▶ YOUR TASK
Repeat each entry in full, exactly.

** START RECORDS FOR THIS TASK **

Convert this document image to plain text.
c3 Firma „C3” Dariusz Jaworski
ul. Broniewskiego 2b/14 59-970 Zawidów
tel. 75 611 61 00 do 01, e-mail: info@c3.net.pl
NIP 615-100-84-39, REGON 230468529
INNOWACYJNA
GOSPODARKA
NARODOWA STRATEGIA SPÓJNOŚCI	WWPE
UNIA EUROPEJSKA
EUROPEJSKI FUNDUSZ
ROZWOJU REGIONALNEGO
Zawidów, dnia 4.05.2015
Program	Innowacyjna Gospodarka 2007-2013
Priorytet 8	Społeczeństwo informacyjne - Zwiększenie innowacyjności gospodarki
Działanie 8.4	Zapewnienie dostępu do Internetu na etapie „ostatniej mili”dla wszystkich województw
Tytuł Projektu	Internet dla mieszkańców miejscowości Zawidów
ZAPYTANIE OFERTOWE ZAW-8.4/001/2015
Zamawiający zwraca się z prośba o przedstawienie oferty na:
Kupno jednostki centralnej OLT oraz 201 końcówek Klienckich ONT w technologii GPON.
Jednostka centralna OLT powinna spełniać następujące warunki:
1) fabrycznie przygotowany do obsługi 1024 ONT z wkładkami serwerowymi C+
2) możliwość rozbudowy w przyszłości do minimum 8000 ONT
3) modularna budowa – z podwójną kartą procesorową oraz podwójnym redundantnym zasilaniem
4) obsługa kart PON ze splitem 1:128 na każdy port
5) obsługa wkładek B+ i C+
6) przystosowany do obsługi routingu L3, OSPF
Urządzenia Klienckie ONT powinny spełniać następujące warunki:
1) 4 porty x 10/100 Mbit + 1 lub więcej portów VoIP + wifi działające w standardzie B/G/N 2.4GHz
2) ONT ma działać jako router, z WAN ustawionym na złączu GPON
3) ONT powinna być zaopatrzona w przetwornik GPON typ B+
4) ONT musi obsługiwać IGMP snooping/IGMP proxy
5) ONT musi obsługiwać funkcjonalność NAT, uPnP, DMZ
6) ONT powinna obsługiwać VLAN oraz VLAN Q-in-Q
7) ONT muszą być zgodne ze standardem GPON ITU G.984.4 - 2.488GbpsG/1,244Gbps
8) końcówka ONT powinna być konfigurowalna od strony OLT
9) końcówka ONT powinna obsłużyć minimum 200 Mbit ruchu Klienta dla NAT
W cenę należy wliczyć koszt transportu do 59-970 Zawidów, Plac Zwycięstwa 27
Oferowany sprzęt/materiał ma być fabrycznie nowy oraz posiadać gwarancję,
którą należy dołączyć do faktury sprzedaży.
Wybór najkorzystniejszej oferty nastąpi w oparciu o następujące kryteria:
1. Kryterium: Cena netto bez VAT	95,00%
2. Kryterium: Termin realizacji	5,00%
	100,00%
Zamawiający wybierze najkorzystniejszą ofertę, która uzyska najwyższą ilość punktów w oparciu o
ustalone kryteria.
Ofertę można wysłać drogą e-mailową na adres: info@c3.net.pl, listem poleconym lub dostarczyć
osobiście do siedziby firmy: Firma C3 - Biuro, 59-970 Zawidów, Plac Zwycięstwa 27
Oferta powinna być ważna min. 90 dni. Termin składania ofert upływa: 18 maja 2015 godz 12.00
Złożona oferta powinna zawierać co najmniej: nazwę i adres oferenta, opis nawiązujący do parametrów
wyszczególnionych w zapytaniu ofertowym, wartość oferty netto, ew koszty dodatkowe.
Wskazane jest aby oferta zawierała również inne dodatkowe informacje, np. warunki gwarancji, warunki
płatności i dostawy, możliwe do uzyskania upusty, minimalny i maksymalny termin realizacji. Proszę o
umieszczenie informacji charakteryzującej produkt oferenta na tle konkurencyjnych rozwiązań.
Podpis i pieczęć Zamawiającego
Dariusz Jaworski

** END RECORDS FOR THIS TASK **

▶ EXERCISE RESULT
Convert this document image to plain text.
c3 Firma „C3” Dariusz Jaworski
ul. Broniewskiego 2b/14 59-970 Zawidów
tel. 75 611 61 00 do 01, e-mail: info@c3.net.pl
NIP 615-100-84-39, REGON 230468529
INNOWACYJNA
GOSPODARKA
NARODOWA STRATEGIA SPÓJNOŚCI	WWPE
UNIA EUROPEJSKA
EUROPEJSKI FUNDUSZ
ROZWOJU REGIONALNEGO
Zawidów, dnia 4.05.2015
Program	Innowacyjna Gospodarka 2007-2013
Priorytet 8	Społeczeństwo informacyjne - Zwiększenie innowacyjności gospodarki
Działanie 8.4	Zapewnienie dostępu do Internetu na etapie „ostatniej mili”dla wszystkich województw
Tytuł Projektu	Internet dla mieszkańców miejscowości Zawidów
ZAPYTANIE OFERTOWE ZAW-8.4/001/2015
Zamawiający zwraca się z prośba o przedstawienie oferty na:
Kupno jednostki centralnej OLT oraz 201 końcówek Klienckich ONT w technologii GPON.
Jednostka centralna OLT powinna spełniać następujące warunki:
1) fabrycznie przygotowany do obsługi 1024 ONT z wkładkami serwerowymi C+
2) możliwość rozbudowy w przyszłości do minimum 8000 ONT
3) modularna budowa – z podwójną kartą procesorową oraz podwójnym redundantnym zasilaniem
4) obsługa kart PON ze splitem 1:128 na każdy port
5) obsługa wkładek B+ i C+
6) przystosowany do obsługi routingu L3, OSPF
Urządzenia Klienckie ONT powinny spełniać następujące warunki:
1) 4 porty x 10/100 Mbit + 1 lub więcej portów VoIP + wifi działające w standardzie B/G/N 2.4GHz
2) ONT ma działać jako router, z WAN ustawionym na złączu GPON
3) ONT powinna być zaopatrzona w przetwornik GPON typ B+
4) ONT musi obsługiwać IGMP snooping/IGMP proxy
5) ONT musi obsługiwać funkcjonalność NAT, uPnP, DMZ
6) ONT powinna obsługiwać VLAN oraz VLAN Q-in-Q
7) ONT muszą być zgodne ze standardem GPON ITU G.984.4 - 2.488GbpsG/1,244Gbps
8) końcówka ONT powinna być konfigurowalna od strony OLT
9) końcówka ONT powinna obsłużyć minimum 200 Mbit ruchu Klienta dla NAT
W cenę należy wliczyć koszt transportu do 59-970 Zawidów, Plac Zwycięstwa 27
Oferowany sprzęt/materiał ma być fabrycznie nowy oraz posiadać gwarancję,
którą należy dołączyć do faktury sprzedaży.
Wybór najkorzystniejszej oferty nastąpi w oparciu o następujące kryteria:
1. Kryterium: Cena netto bez VAT	95,00%
2. Kryterium: Termin realizacji	5,00%
	100,00%
Zamawiający wybierze najkorzystniejszą ofertę, która uzyska najwyższą ilość punktów w oparciu o
ustalone kryteria.
Ofertę można wysłać drogą e-mailową na adres: info@c3.net.pl, listem poleconym lub dostarczyć
osobiście do siedziby firmy: Firma C3 - Biuro, 59-970 Zawidów, Plac Zwycięstwa 27
Oferta powinna być ważna min. 90 dni. Termin składania ofert upływa: 18 maja 2015 godz 12.00
Złożona oferta powinna zawierać co najmniej: nazwę i adres oferenta, opis nawiązujący do parametrów
wyszczególnionych w zapytaniu ofertowym, wartość oferty netto, ew koszty dodatkowe.
Wskazane jest aby oferta zawierała również inne dodatkowe informacje, np. warunki gwarancji, warunki
płatności i dostawy, możliwe do uzyskania upusty, minimalny i maksymalny termin realizacji. Proszę o
umieszczenie informacji charakteryzującej produkt oferenta na tle konkurencyjnych rozwiązań.
Podpis i pieczęć Zamawiającego
Dariusz Jaworski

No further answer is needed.